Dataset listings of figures
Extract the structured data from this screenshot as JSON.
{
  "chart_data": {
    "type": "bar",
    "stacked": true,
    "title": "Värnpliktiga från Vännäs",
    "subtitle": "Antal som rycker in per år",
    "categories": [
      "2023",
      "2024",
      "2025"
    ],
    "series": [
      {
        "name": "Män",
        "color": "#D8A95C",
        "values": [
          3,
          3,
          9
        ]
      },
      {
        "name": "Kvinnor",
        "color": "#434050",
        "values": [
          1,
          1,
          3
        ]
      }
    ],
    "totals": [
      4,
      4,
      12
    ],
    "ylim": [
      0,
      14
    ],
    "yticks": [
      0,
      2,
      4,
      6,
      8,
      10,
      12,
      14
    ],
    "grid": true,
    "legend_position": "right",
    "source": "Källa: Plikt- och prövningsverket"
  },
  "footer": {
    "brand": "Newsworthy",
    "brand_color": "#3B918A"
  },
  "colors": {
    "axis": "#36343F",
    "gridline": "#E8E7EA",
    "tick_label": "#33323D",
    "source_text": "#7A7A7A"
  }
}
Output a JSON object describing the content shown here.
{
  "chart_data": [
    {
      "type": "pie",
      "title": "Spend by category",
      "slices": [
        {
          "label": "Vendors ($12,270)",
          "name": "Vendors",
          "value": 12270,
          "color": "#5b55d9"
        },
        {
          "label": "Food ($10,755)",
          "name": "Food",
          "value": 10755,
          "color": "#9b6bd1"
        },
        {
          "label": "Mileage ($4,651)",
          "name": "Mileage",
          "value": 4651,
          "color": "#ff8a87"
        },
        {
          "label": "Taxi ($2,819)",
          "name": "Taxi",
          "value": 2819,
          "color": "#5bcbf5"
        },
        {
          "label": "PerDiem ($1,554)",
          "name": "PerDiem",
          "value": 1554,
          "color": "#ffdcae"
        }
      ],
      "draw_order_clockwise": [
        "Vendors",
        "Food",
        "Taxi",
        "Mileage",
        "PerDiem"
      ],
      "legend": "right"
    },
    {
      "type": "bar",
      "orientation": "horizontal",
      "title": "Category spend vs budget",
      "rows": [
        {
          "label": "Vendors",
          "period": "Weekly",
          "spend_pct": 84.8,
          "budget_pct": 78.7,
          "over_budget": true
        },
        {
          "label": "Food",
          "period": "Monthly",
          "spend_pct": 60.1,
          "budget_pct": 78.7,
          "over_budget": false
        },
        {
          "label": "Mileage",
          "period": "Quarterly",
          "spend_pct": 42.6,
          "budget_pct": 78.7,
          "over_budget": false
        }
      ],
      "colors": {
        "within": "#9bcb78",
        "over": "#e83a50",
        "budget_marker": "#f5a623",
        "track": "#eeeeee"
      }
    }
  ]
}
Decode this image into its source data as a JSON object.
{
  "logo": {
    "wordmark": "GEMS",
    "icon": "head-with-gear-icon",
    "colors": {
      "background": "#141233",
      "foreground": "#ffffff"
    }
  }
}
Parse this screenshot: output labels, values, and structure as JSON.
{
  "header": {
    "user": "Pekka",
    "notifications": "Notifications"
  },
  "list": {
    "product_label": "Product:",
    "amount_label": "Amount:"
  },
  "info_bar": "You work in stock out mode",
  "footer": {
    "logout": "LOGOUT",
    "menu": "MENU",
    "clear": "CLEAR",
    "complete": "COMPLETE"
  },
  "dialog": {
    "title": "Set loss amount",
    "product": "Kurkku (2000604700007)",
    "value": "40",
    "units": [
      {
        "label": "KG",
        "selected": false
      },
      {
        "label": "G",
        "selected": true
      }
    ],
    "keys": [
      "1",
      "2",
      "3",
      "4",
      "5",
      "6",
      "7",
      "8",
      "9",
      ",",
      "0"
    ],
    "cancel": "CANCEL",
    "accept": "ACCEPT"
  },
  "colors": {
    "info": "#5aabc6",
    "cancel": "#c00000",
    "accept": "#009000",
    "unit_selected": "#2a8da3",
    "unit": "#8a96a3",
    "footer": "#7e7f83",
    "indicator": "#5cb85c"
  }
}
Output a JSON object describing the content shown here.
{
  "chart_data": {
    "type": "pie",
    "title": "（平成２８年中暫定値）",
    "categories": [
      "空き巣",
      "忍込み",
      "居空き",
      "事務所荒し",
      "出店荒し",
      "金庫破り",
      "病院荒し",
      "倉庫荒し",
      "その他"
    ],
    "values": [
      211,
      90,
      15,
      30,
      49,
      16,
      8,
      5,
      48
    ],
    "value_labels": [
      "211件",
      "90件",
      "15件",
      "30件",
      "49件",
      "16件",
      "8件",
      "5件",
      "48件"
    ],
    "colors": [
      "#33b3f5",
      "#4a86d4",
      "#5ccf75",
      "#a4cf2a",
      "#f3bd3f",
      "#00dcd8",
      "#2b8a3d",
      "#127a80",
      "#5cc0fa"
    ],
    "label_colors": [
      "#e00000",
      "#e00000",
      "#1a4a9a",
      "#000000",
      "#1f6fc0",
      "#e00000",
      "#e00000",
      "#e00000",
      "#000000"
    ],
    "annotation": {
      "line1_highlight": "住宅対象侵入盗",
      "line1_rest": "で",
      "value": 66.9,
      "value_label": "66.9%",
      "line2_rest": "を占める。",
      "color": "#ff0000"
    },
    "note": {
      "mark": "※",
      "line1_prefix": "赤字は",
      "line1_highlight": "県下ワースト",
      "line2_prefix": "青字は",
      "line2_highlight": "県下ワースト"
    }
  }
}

▸ **Exercise task**
Restate every line of the data word for word.

▸ **Exercise result**
Extract the structured data from this screenshot as JSON.
{
  "chart_data": {
    "type": "bar",
    "stacked": true,
    "title": "Värnpliktiga från Vännäs",
    "subtitle": "Antal som rycker in per år",
    "categories": [
      "2023",
      "2024",
      "2025"
    ],
    "series": [
      {
        "name": "Män",
        "color": "#D8A95C",
        "values": [
          3,
          3,
          9
        ]
      },
      {
        "name": "Kvinnor",
        "color": "#434050",
        "values": [
          1,
          1,
          3
        ]
      }
    ],
    "totals": [
      4,
      4,
      12
    ],
    "ylim": [
      0,
      14
    ],
    "yticks": [
      0,
      2,
      4,
      6,
      8,
      10,
      12,
      14
    ],
    "grid": true,
    "legend_position": "right",
    "source": "Källa: Plikt- och prövningsverket"
  },
  "footer": {
    "brand": "Newsworthy",
    "brand_color": "#3B918A"
  },
  "colors": {
    "axis": "#36343F",
    "gridline": "#E8E7EA",
    "tick_label": "#33323D",
    "source_text": "#7A7A7A"
  }
}
Output a JSON object describing the content shown here.
{
  "chart_data": [
    {
      "type": "pie",
      "title": "Spend by category",
      "slices": [
        {
          "label": "Vendors ($12,270)",
          "name": "Vendors",
          "value": 12270,
          "color": "#5b55d9"
        },
        {
          "label": "Food ($10,755)",
          "name": "Food",
          "value": 10755,
          "color": "#9b6bd1"
        },
        {
          "label": "Mileage ($4,651)",
          "name": "Mileage",
          "value": 4651,
          "color": "#ff8a87"
        },
        {
          "label": "Taxi ($2,819)",
          "name": "Taxi",
          "value": 2819,
          "color": "#5bcbf5"
        },
        {
          "label": "PerDiem ($1,554)",
          "name": "PerDiem",
          "value": 1554,
          "color": "#ffdcae"
        }
      ],
      "draw_order_clockwise": [
        "Vendors",
        "Food",
        "Taxi",
        "Mileage",
        "PerDiem"
      ],
      "legend": "right"
    },
    {
      "type": "bar",
      "orientation": "horizontal",
      "title": "Category spend vs budget",
      "rows": [
        {
          "label": "Vendors",
          "period": "Weekly",
          "spend_pct": 84.8,
          "budget_pct": 78.7,
          "over_budget": true
        },
        {
          "label": "Food",
          "period": "Monthly",
          "spend_pct": 60.1,
          "budget_pct": 78.7,
          "over_budget": false
        },
        {
          "label": "Mileage",
          "period": "Quarterly",
          "spend_pct": 42.6,
          "budget_pct": 78.7,
          "over_budget": false
        }
      ],
      "colors": {
        "within": "#9bcb78",
        "over": "#e83a50",
        "budget_marker": "#f5a623",
        "track": "#eeeeee"
      }
    }
  ]
}
Decode this image into its source data as a JSON object.
{
  "logo": {
    "wordmark": "GEMS",
    "icon": "head-with-gear-icon",
    "colors": {
      "background": "#141233",
      "foreground": "#ffffff"
    }
  }
}
Parse this screenshot: output labels, values, and structure as JSON.
{
  "header": {
    "user": "Pekka",
    "notifications": "Notifications"
  },
  "list": {
    "product_label": "Product:",
    "amount_label": "Amount:"
  },
  "info_bar": "You work in stock out mode",
  "footer": {
    "logout": "LOGOUT",
    "menu": "MENU",
    "clear": "CLEAR",
    "complete": "COMPLETE"
  },
  "dialog": {
    "title": "Set loss amount",
    "product": "Kurkku (2000604700007)",
    "value": "40",
    "units": [
      {
        "label": "KG",
        "selected": false
      },
      {
        "label": "G",
        "selected": true
      }
    ],
    "keys": [
      "1",
      "2",
      "3",
      "4",
      "5",
      "6",
      "7",
      "8",
      "9",
      ",",
      "0"
    ],
    "cancel": "CANCEL",
    "accept": "ACCEPT"
  },
  "colors": {
    "info": "#5aabc6",
    "cancel": "#c00000",
    "accept": "#009000",
    "unit_selected": "#2a8da3",
    "unit": "#8a96a3",
    "footer": "#7e7f83",
    "indicator": "#5cb85c"
  }
}
Output a JSON object describing the content shown here.
{
  "chart_data": {
    "type": "pie",
    "title": "（平成２８年中暫定値）",
    "categories": [
      "空き巣",
      "忍込み",
      "居空き",
      "事務所荒し",
      "出店荒し",
      "金庫破り",
      "病院荒し",
      "倉庫荒し",
      "その他"
    ],
    "values": [
      211,
      90,
      15,
      30,
      49,
      16,
      8,
      5,
      48
    ],
    "value_labels": [
      "211件",
      "90件",
      "15件",
      "30件",
      "49件",
      "16件",
      "8件",
      "5件",
      "48件"
    ],
    "colors": [
      "#33b3f5",
      "#4a86d4",
      "#5ccf75",
      "#a4cf2a",
      "#f3bd3f",
      "#00dcd8",
      "#2b8a3d",
      "#127a80",
      "#5cc0fa"
    ],
    "label_colors": [
      "#e00000",
      "#e00000",
      "#1a4a9a",
      "#000000",
      "#1f6fc0",
      "#e00000",
      "#e00000",
      "#e00000",
      "#000000"
    ],
    "annotation": {
      "line1_highlight": "住宅対象侵入盗",
      "line1_rest": "で",
      "value": 66.9,
      "value_label": "66.9%",
      "line2_rest": "を占める。",
      "color": "#ff0000"
    },
    "note": {
      "mark": "※",
      "line1_prefix": "赤字は",
      "line1_highlight": "県下ワースト",
      "line2_prefix": "青字は",
      "line2_highlight": "県下ワースト"
    }
  }
}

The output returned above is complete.